── TASK INPUT

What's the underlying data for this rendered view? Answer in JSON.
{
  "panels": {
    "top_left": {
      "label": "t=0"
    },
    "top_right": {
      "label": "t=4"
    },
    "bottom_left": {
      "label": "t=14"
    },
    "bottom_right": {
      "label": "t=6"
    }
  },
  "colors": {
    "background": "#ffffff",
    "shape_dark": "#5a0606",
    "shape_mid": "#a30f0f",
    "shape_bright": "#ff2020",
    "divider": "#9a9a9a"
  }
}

────

TASK REQUIREMENTS:
Above are the records; retype every one exactly.

FINAL ANSWER:
What's the underlying data for this rendered view? Answer in JSON.
{
  "panels": {
    "top_left": {
      "label": "t=0"
    },
    "top_right": {
      "label": "t=4"
    },
    "bottom_left": {
      "label": "t=14"
    },
    "bottom_right": {
      "label": "t=6"
    }
  },
  "colors": {
    "background": "#ffffff",
    "shape_dark": "#5a0606",
    "shape_mid": "#a30f0f",
    "shape_bright": "#ff2020",
    "divider": "#9a9a9a"
  }
}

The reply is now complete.